Exercise task> Pick out the lines containing "verze".

(Entries from a dataset)
··········
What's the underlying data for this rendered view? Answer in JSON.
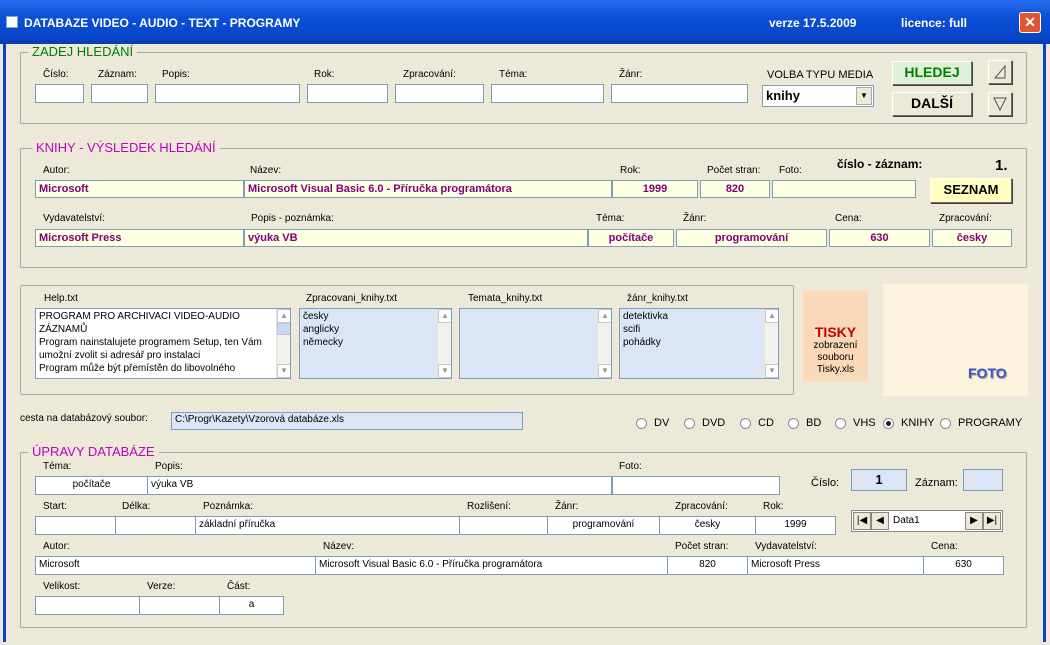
{
  "window": {
    "title": "DATABAZE  VIDEO - AUDIO - TEXT - PROGRAMY",
    "version": "verze 17.5.2009",
    "license": "licence: full",
    "close_glyph": "✕"
  },
  "search": {
    "group_title": "ZADEJ  HLEDÁNÍ",
    "labels": {
      "cislo": "Číslo:",
      "zaznam": "Záznam:",
      "popis": "Popis:",
      "rok": "Rok:",
      "zpracovani": "Zpracování:",
      "tema": "Téma:",
      "zanr": "Žánr:",
      "media": "VOLBA TYPU MEDIA"
    },
    "media_value": "knihy",
    "hledej": "HLEDEJ",
    "dalsi": "DALŠÍ"
  },
  "results": {
    "group_title": "KNIHY -  VÝSLEDEK HLEDÁNÍ",
    "record_label": "číslo - záznam:",
    "record_value": "1.",
    "seznam": "SEZNAM",
    "labels": {
      "autor": "Autor:",
      "nazev": "Název:",
      "rok": "Rok:",
      "pocet_stran": "Počet stran:",
      "foto": "Foto:",
      "vydavatelstvi": "Vydavatelství:",
      "popis": "Popis - poznámka:",
      "tema": "Téma:",
      "zanr": "Žánr:",
      "cena": "Cena:",
      "zpracovani": "Zpracování:"
    },
    "values": {
      "autor": "Microsoft",
      "nazev": "Microsoft Visual Basic 6.0 - Příručka programátora",
      "rok": "1999",
      "pocet_stran": "820",
      "foto": "",
      "vydavatelstvi": "Microsoft Press",
      "popis": "výuka VB",
      "tema": "počítače",
      "zanr": "programování",
      "cena": "630",
      "zpracovani": "česky"
    }
  },
  "files": {
    "help_label": "Help.txt",
    "help_lines": [
      "PROGRAM PRO ARCHIVACI VIDEO-AUDIO",
      "ZÁZNAMŮ",
      "Program nainstalujete programem Setup, ten Vám",
      "umožní zvolit si adresář pro instalaci",
      "Program může být přemístěn do libovolného"
    ],
    "zprac_label": "Zpracovani_knihy.txt",
    "zprac_lines": [
      "česky",
      "anglicky",
      "německy"
    ],
    "temata_label": "Temata_knihy.txt",
    "temata_lines": [],
    "zanr_label": "žánr_knihy.txt",
    "zanr_lines": [
      "detektivka",
      "scifi",
      "pohádky"
    ]
  },
  "tisky": {
    "title": "TISKY",
    "line1": "zobrazení",
    "line2": "souboru",
    "line3": "Tisky.xls"
  },
  "foto_label": "FOTO",
  "path": {
    "label": "cesta na databázový soubor:",
    "value": "C:\\Progr\\Kazety\\Vzorová databáze.xls"
  },
  "media_radios": [
    {
      "label": "DV",
      "checked": false
    },
    {
      "label": "DVD",
      "checked": false
    },
    {
      "label": "CD",
      "checked": false
    },
    {
      "label": "BD",
      "checked": false
    },
    {
      "label": "VHS",
      "checked": false
    },
    {
      "label": "KNIHY",
      "checked": true
    },
    {
      "label": "PROGRAMY",
      "checked": false
    }
  ],
  "edit": {
    "group_title": "ÚPRAVY DATABÁZE",
    "labels": {
      "tema": "Téma:",
      "popis": "Popis:",
      "foto": "Foto:",
      "cislo": "Číslo:",
      "zaznam": "Záznam:",
      "start": "Start:",
      "delka": "Délka:",
      "poznamka": "Poznámka:",
      "rozliseni": "Rozlišení:",
      "zanr": "Žánr:",
      "zpracovani": "Zpracování:",
      "rok": "Rok:",
      "autor": "Autor:",
      "nazev": "Název:",
      "pocet_stran": "Počet stran:",
      "vydavatelstvi": "Vydavatelství:",
      "cena": "Cena:",
      "velikost": "Velikost:",
      "verze": "Verze:",
      "cast": "Část:"
    },
    "values": {
      "tema": "počítače",
      "popis": "výuka VB",
      "foto": "",
      "cislo": "1",
      "zaznam": "",
      "start": "",
      "delka": "",
      "poznamka": "základní příručka",
      "rozliseni": "",
      "zanr": "programování",
      "zpracovani": "česky",
      "rok": "1999",
      "autor": "Microsoft",
      "nazev": "Microsoft Visual Basic 6.0 - Příručka programátora",
      "pocet_stran": "820",
      "vydavatelstvi": "Microsoft Press",
      "cena": "630",
      "velikost": "",
      "verze": "",
      "cast": "a"
    },
    "data_control": "Data1"
  }
}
··········
Completed exercise>
    "version": "verze 17.5.2009",
      "verze": "Verze:",
      "verze": "",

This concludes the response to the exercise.